▸ INPUT RECORDS
>>

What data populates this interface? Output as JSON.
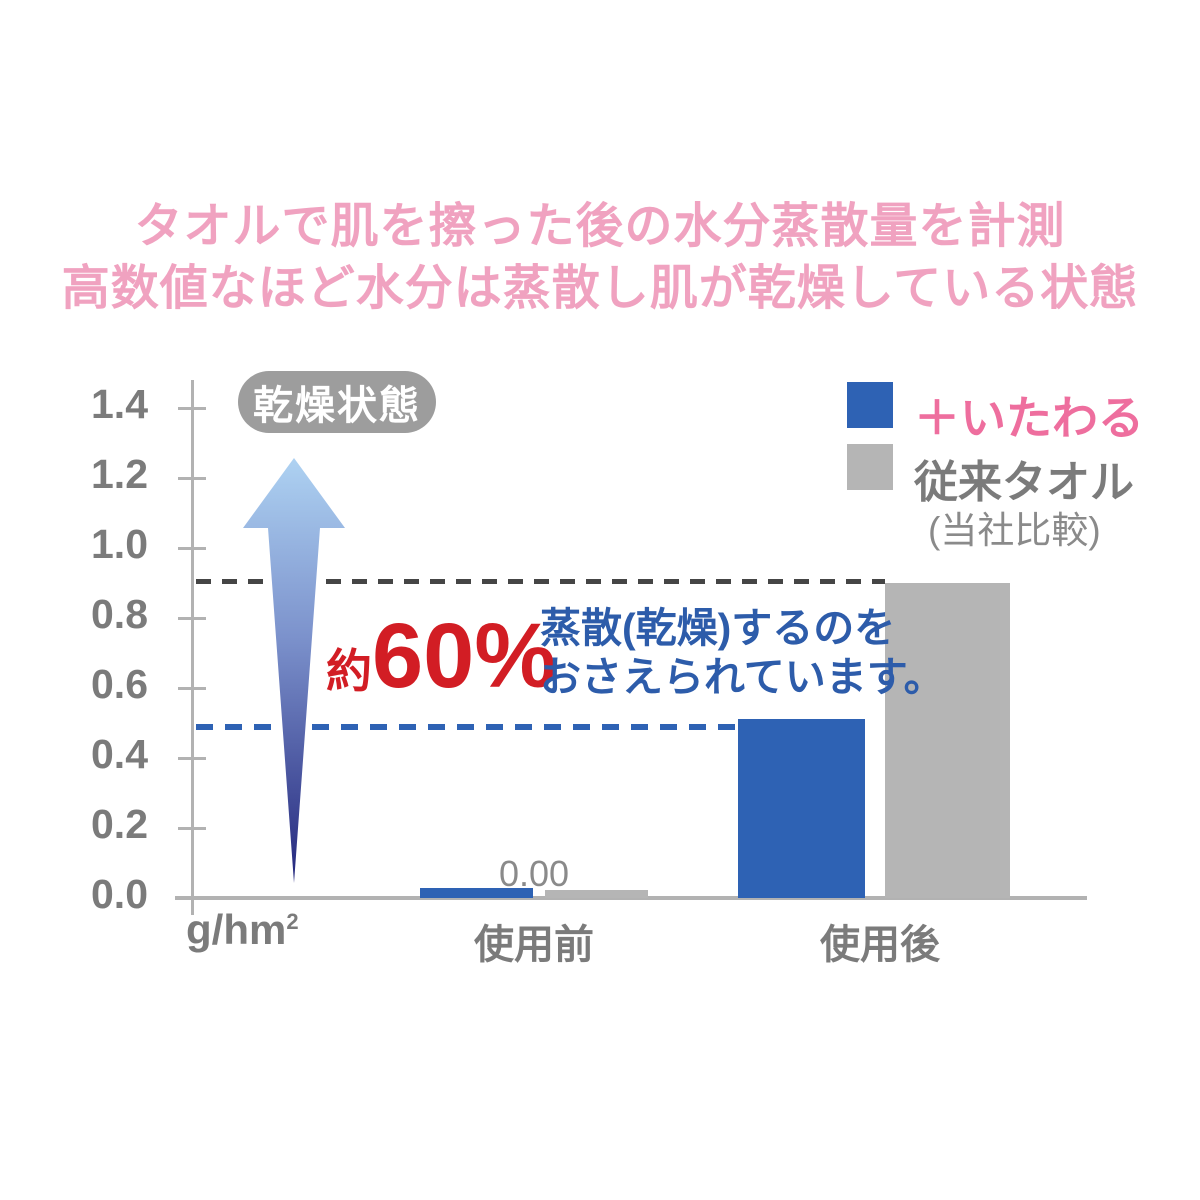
{
  "title": {
    "line1": "タオルで肌を擦った後の水分蒸散量を計測",
    "line2": "高数値なほど水分は蒸散し肌が乾燥している状態"
  },
  "legend": {
    "series1_label": "＋いたわる",
    "series2_label": "従来タオル",
    "note": "(当社比較)"
  },
  "annotations": {
    "dry_state_badge": "乾燥状態",
    "reduction_prefix": "約",
    "reduction_value": "60%",
    "note_line1": "蒸散(乾燥)するのを",
    "note_line2": "おさえられています。",
    "zero_value_label": "0.00"
  },
  "chart_data": {
    "type": "bar",
    "title": "タオルで肌を擦った後の水分蒸散量を計測／高数値なほど水分は蒸散し肌が乾燥している状態",
    "categories": [
      "使用前",
      "使用後"
    ],
    "series": [
      {
        "name": "＋いたわる",
        "color": "#2e62b4",
        "values": [
          0.0,
          0.51
        ]
      },
      {
        "name": "従来タオル",
        "color": "#b5b5b5",
        "values": [
          0.0,
          0.9
        ]
      }
    ],
    "unit": {
      "text": "g/hm",
      "sup": "2"
    },
    "ylim": [
      0,
      1.4
    ],
    "yticks": [
      1.4,
      1.2,
      1.0,
      0.8,
      0.6,
      0.4,
      0.2,
      0.0
    ],
    "ytick_labels": [
      "1.4",
      "1.2",
      "1.0",
      "0.8",
      "0.6",
      "0.4",
      "0.2",
      "0.0"
    ],
    "grid": false,
    "legend_position": "top-right",
    "data_labels": {
      "before_use": "0.00"
    },
    "reference_lines": [
      {
        "at_value": 0.9,
        "style": "dashed",
        "color": "#454545",
        "meaning": "従来タオル 使用後レベル"
      },
      {
        "at_value": 0.51,
        "style": "dashed",
        "color": "#2e62b4",
        "meaning": "＋いたわる 使用後レベル"
      }
    ],
    "annotation": "約60% 蒸散(乾燥)するのをおさえられています。"
  },
  "colors": {
    "title-pink": "#f0a2c0",
    "accent-blue": "#2e62b4",
    "bar-gray": "#b5b5b5",
    "legend-pink": "#ee6e9e",
    "text-gray": "#7b7b7b",
    "note-blue": "#2d5caa",
    "alert-red": "#d21d24",
    "badge-gray": "#9d9d9d",
    "dash-gray": "#454545",
    "axis-gray": "#b2b2b2",
    "arrow-top": "#aed2f2",
    "arrow-mid": "#7c92cc",
    "arrow-bottom": "#23267c"
  }
}
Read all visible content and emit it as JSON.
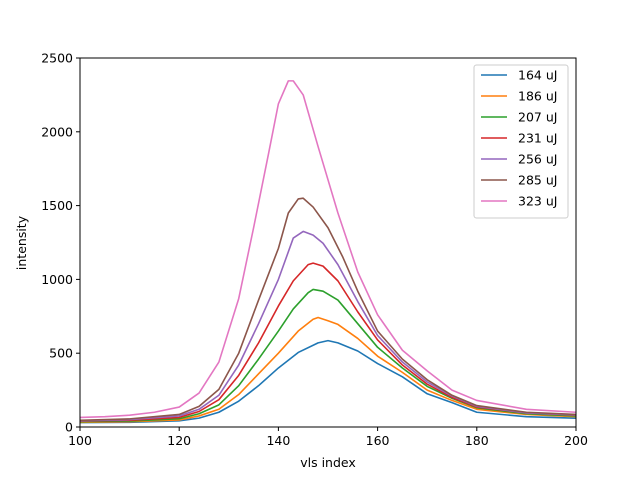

<<

Copy the lines from the entries above in which the word "タオルで肌を擦った後の水分蒸散量を計測" appears.

    "line1": "タオルで肌を擦った後の水分蒸散量を計測",
    "title": "タオルで肌を擦った後の水分蒸散量を計測／高数値なほど水分は蒸散し肌が乾燥している状態",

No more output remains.